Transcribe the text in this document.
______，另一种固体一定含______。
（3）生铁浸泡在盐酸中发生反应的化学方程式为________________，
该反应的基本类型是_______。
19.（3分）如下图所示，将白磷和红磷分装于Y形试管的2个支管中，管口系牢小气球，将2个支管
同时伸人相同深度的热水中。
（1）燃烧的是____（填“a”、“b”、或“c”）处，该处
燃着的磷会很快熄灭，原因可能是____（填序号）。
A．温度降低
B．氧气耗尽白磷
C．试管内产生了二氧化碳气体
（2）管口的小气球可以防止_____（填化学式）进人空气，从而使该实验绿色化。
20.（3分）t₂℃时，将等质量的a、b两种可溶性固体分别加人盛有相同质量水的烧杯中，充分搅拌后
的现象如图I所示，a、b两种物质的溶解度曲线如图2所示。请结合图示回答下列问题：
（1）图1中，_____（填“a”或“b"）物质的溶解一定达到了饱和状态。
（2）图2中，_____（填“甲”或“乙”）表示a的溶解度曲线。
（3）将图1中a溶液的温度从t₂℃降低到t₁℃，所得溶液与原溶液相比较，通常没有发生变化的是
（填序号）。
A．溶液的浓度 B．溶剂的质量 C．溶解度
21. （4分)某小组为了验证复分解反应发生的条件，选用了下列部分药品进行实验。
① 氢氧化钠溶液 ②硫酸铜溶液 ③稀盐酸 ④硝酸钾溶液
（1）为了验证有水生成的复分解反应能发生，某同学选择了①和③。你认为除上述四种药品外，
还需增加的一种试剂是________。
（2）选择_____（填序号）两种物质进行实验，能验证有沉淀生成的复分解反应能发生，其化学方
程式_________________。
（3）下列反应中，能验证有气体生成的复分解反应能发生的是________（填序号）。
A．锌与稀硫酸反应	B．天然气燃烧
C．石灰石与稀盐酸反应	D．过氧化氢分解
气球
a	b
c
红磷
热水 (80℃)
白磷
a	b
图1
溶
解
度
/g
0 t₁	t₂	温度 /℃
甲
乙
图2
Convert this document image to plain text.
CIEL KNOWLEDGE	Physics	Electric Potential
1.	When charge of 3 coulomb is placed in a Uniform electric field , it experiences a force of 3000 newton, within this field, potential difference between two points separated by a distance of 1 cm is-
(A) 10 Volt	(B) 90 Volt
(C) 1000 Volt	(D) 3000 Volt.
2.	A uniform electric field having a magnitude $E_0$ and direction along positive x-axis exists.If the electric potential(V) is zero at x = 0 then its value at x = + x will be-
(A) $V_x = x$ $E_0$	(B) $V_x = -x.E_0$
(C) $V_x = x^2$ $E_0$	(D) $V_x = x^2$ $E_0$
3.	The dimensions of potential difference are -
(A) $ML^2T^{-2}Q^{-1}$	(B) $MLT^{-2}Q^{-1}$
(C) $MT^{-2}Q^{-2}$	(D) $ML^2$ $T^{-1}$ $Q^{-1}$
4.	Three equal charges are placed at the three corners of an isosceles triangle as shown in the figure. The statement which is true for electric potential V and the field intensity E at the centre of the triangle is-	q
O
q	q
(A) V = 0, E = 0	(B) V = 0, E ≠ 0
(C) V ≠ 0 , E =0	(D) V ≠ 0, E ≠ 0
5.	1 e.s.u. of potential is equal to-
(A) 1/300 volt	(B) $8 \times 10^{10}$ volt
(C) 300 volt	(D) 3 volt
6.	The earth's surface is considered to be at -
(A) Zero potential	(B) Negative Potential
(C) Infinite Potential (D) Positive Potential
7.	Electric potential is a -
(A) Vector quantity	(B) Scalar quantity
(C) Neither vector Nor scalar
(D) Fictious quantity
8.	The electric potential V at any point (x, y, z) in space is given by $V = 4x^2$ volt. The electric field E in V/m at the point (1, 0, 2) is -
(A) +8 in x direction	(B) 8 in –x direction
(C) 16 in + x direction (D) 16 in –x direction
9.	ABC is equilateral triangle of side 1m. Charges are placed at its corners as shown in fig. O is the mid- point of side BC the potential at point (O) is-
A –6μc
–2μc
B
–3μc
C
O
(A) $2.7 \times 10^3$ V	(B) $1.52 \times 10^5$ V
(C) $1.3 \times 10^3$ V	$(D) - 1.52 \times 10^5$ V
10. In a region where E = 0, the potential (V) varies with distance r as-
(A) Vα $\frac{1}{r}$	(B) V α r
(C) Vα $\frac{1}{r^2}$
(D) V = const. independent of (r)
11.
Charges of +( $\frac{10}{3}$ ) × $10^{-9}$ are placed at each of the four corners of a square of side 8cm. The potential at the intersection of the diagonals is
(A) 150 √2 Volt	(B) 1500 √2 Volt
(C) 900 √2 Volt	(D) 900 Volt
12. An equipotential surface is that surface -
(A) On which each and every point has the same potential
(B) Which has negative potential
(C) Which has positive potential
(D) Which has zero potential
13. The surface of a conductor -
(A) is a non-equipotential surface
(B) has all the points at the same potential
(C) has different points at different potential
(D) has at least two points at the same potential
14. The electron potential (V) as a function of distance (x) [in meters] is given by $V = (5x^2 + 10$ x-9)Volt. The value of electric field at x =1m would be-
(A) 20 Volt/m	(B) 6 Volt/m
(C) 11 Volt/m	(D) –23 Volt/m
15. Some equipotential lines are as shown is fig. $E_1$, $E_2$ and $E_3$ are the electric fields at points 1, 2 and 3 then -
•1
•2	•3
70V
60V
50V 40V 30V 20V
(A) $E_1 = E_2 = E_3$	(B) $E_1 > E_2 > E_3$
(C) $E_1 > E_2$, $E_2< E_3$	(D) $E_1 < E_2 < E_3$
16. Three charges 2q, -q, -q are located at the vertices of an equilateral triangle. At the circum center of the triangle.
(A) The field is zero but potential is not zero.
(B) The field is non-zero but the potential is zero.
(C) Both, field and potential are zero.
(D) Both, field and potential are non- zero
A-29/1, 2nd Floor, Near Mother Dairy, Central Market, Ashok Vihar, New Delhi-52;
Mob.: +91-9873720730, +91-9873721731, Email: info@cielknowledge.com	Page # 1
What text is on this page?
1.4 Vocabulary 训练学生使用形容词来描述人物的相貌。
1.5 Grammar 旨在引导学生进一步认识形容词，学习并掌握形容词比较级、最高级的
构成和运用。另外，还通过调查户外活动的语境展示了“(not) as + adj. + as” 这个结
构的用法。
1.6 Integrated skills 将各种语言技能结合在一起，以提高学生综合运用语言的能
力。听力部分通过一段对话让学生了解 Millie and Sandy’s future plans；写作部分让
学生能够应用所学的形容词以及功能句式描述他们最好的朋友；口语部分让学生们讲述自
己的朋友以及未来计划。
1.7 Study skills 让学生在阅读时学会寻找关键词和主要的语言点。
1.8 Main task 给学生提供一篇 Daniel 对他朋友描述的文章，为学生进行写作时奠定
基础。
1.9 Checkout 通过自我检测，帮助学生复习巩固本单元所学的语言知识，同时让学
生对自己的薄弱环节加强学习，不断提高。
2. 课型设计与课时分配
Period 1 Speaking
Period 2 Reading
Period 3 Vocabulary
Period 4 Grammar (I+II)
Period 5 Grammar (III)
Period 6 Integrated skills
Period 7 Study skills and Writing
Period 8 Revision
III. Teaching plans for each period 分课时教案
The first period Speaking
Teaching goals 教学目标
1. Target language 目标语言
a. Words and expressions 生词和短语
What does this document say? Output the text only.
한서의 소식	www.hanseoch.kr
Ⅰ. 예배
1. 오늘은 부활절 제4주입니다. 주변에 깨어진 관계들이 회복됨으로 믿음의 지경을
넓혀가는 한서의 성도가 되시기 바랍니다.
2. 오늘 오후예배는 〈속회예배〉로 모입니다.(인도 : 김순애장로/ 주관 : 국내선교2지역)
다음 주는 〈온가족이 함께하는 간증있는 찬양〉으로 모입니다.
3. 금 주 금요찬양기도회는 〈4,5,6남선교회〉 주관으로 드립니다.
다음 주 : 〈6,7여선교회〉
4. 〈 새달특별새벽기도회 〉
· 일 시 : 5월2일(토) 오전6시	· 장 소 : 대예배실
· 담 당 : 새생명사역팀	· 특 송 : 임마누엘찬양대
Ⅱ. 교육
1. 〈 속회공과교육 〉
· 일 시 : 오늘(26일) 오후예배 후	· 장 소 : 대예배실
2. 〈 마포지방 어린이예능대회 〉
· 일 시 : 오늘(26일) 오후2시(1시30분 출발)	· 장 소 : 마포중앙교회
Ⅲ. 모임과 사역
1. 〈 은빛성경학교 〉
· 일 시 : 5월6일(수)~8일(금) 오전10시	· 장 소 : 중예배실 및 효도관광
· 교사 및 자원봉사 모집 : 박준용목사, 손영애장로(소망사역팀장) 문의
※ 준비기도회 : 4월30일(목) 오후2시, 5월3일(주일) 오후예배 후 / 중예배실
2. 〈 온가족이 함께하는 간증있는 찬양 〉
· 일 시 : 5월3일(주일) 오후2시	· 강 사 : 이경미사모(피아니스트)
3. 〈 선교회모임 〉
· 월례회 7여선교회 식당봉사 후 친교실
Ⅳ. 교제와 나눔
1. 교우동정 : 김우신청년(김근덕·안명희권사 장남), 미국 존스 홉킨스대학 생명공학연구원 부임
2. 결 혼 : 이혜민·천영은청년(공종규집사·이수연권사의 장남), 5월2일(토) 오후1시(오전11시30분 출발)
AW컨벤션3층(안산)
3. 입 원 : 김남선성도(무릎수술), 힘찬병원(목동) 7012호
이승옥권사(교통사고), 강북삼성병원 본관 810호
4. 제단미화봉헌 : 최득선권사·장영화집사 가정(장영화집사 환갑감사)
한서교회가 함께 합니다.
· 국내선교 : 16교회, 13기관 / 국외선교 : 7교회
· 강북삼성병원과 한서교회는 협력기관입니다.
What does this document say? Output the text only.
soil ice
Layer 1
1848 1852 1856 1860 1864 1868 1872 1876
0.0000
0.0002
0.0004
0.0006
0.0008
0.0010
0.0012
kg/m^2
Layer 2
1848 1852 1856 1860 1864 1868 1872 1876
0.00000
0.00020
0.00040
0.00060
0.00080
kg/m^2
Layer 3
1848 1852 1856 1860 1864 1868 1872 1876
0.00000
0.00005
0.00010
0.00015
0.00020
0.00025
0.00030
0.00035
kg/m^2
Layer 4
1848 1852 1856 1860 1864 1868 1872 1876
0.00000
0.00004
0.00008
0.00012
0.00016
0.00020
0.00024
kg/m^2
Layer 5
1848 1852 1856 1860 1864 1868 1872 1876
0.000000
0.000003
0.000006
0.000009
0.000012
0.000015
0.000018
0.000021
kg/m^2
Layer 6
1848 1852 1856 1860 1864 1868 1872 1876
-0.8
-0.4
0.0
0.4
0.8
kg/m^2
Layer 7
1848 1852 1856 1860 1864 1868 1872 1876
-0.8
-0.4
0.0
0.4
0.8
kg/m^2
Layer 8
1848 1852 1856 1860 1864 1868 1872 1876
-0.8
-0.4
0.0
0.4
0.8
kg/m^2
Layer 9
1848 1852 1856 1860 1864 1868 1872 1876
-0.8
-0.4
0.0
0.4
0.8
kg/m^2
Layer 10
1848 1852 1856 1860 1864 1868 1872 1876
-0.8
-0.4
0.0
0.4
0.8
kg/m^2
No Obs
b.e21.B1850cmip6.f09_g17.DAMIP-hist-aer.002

= = = =

[OBJECTIVE]: Sift through the entries and copy every line with "Speaking".

[THE SOLUTION]:
Period 1 Speaking
The first period Speaking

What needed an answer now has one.